[Start of Supplied data]

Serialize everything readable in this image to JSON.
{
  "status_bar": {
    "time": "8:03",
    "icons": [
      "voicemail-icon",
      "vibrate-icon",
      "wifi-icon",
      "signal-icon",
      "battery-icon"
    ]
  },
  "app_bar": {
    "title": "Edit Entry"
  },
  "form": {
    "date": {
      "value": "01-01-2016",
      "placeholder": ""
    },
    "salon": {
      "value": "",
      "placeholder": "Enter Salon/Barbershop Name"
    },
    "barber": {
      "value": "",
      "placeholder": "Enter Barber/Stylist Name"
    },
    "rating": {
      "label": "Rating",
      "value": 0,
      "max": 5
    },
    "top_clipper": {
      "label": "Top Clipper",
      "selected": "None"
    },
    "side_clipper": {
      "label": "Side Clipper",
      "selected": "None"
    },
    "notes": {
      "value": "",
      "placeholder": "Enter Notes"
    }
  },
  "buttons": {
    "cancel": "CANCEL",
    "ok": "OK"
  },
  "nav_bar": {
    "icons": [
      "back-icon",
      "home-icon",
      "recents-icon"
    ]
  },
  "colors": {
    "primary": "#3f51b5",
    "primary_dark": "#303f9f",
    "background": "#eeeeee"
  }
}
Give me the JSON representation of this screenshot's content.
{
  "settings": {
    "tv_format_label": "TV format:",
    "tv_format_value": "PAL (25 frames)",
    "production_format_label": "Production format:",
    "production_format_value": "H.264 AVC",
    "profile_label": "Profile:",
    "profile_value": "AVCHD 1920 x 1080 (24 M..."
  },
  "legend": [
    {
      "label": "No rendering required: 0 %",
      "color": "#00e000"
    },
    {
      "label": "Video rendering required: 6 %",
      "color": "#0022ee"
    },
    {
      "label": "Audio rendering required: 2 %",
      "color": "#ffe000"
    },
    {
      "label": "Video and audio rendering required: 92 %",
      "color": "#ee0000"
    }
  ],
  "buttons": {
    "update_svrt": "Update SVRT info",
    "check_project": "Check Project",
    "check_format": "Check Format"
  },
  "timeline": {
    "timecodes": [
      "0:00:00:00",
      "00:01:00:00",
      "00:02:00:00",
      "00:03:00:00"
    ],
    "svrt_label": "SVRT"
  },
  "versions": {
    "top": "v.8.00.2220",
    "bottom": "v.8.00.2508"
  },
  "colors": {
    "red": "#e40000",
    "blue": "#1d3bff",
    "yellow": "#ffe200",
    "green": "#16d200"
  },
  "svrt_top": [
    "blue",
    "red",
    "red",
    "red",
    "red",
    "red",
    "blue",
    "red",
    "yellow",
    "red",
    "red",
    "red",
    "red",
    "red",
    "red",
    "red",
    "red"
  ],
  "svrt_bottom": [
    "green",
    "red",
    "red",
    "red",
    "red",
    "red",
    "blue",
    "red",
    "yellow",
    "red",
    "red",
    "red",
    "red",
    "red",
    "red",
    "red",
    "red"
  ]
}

[End of Supplied data]

• Task: Go through the records above and copy every line with the word "this".

• Exercise answer:
Serialize everything readable in this image to JSON.
Give me the JSON representation of this screenshot's content.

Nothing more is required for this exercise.